#### WHAT TO DO:
Draw out every line with the word "FINCh" from the listing below.

#### Dataset records:

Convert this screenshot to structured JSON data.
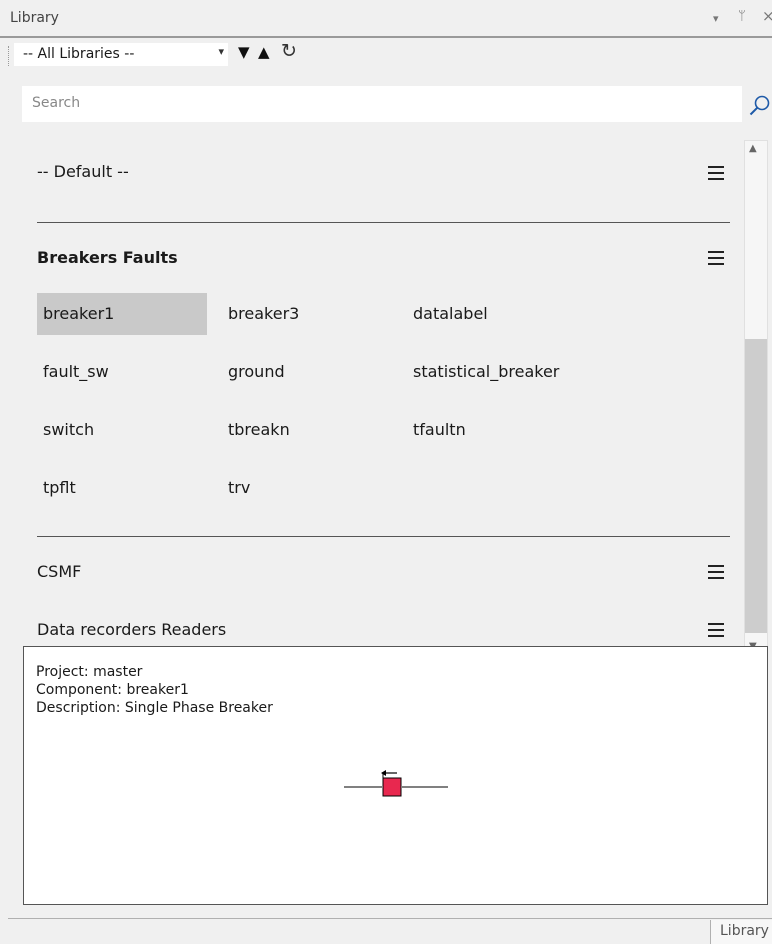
{
  "window": {
    "title": "Library",
    "controls": {
      "dropdown": "▾",
      "pin": "ᛘ",
      "close": "×"
    }
  },
  "toolbar": {
    "library_select": {
      "value": "-- All Libraries --",
      "arrow": "▾"
    },
    "move_down": "▼",
    "move_up": "▲",
    "refresh": "↻"
  },
  "search": {
    "placeholder": "Search",
    "value": ""
  },
  "groups": [
    {
      "title": "-- Default --",
      "bold": false
    },
    {
      "title": "Breakers Faults",
      "bold": true,
      "items": [
        [
          "breaker1",
          "breaker3",
          "datalabel"
        ],
        [
          "fault_sw",
          "ground",
          "statistical_breaker"
        ],
        [
          "switch",
          "tbreakn",
          "tfaultn"
        ],
        [
          "tpflt",
          "trv"
        ]
      ],
      "selected": "breaker1"
    },
    {
      "title": "CSMF",
      "bold": false
    },
    {
      "title": "Data recorders Readers",
      "bold": false
    }
  ],
  "scrollbar": {
    "position_fraction": 0.43
  },
  "preview": {
    "project": "Project: master",
    "component": "Component: breaker1",
    "description": "Description: Single Phase Breaker",
    "colors": {
      "breaker_fill": "#e8284f",
      "line": "#000000"
    }
  },
  "bottom_tab": {
    "label": "Library"
  }
}
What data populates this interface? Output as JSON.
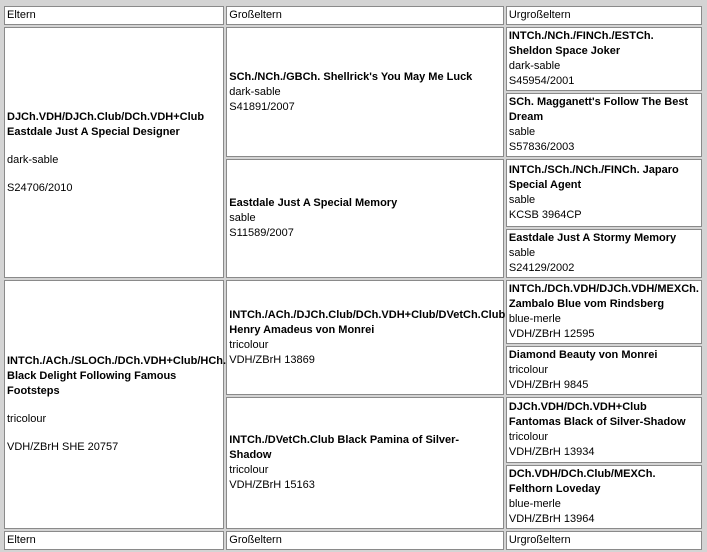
{
  "headers": {
    "col1": "Eltern",
    "col2": "Großeltern",
    "col3": "Urgroßeltern"
  },
  "footers": {
    "col1": "Eltern",
    "col2": "Großeltern",
    "col3": "Urgroßeltern"
  },
  "parents": [
    {
      "name": "DJCh.VDH/DJCh.Club/DCh.VDH+Club Eastdale Just A Special Designer",
      "color": "dark-sable",
      "reg": "S24706/2010"
    },
    {
      "name": "INTCh./ACh./SLOCh./DCh.VDH+Club/HCh. Black Delight Following Famous Footsteps",
      "color": "tricolour",
      "reg": "VDH/ZBrH SHE 20757"
    }
  ],
  "grandparents": [
    {
      "name": "SCh./NCh./GBCh. Shellrick's You May Me Luck",
      "color": "dark-sable",
      "reg": "S41891/2007"
    },
    {
      "name": "Eastdale Just A Special Memory",
      "color": "sable",
      "reg": "S11589/2007"
    },
    {
      "name": "INTCh./ACh./DJCh.Club/DCh.VDH+Club/DVetCh.Club Henry Amadeus von Monrei",
      "color": "tricolour",
      "reg": "VDH/ZBrH 13869"
    },
    {
      "name": "INTCh./DVetCh.Club Black Pamina of Silver-Shadow",
      "color": "tricolour",
      "reg": "VDH/ZBrH 15163"
    }
  ],
  "great_grandparents": [
    {
      "name": "INTCh./NCh./FINCh./ESTCh. Sheldon Space Joker",
      "color": "dark-sable",
      "reg": "S45954/2001"
    },
    {
      "name": "SCh. Magganett's Follow The Best Dream",
      "color": "sable",
      "reg": "S57836/2003"
    },
    {
      "name": "INTCh./SCh./NCh./FINCh. Japaro Special Agent",
      "color": "sable",
      "reg": "KCSB 3964CP"
    },
    {
      "name": "Eastdale Just A Stormy Memory",
      "color": "sable",
      "reg": "S24129/2002"
    },
    {
      "name": "INTCh./DCh.VDH/DJCh.VDH/MEXCh. Zambalo Blue vom Rindsberg",
      "color": "blue-merle",
      "reg": "VDH/ZBrH 12595"
    },
    {
      "name": "Diamond Beauty von Monrei",
      "color": "tricolour",
      "reg": "VDH/ZBrH 9845"
    },
    {
      "name": "DJCh.VDH/DCh.VDH+Club Fantomas Black of Silver-Shadow",
      "color": "tricolour",
      "reg": "VDH/ZBrH 13934"
    },
    {
      "name": "DCh.VDH/DCh.Club/MEXCh. Felthorn Loveday",
      "color": "blue-merle",
      "reg": "VDH/ZBrH 13964"
    }
  ],
  "colors": {
    "titled": "#e8141b",
    "untitled": "#000000",
    "background": "#d4d4d4",
    "border": "#8a8a8a"
  }
}
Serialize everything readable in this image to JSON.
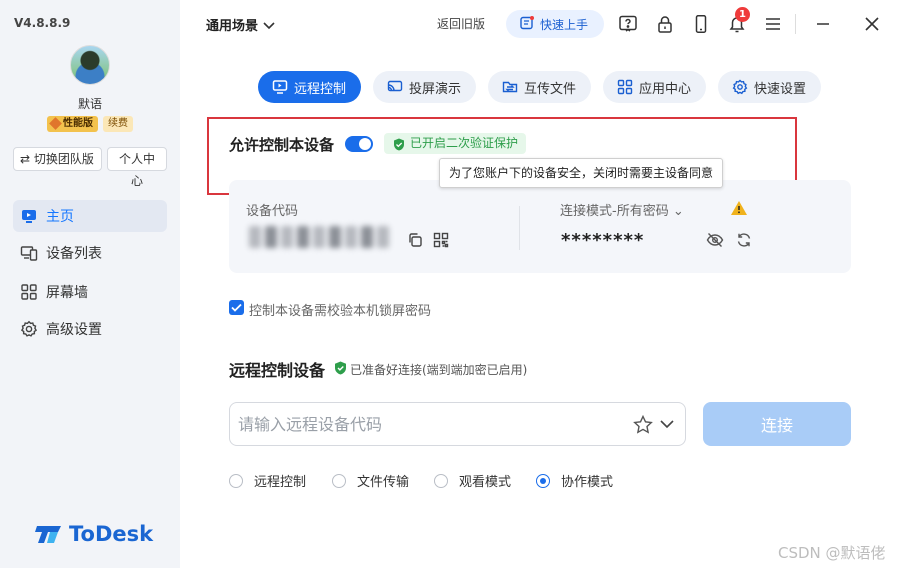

#### SOLUTION FOR THIS EXERCISE:
      "name": "INTCh./NCh./FINCh./ESTCh. Sheldon Space Joker",
      "name": "INTCh./SCh./NCh./FINCh. Japaro Special Agent",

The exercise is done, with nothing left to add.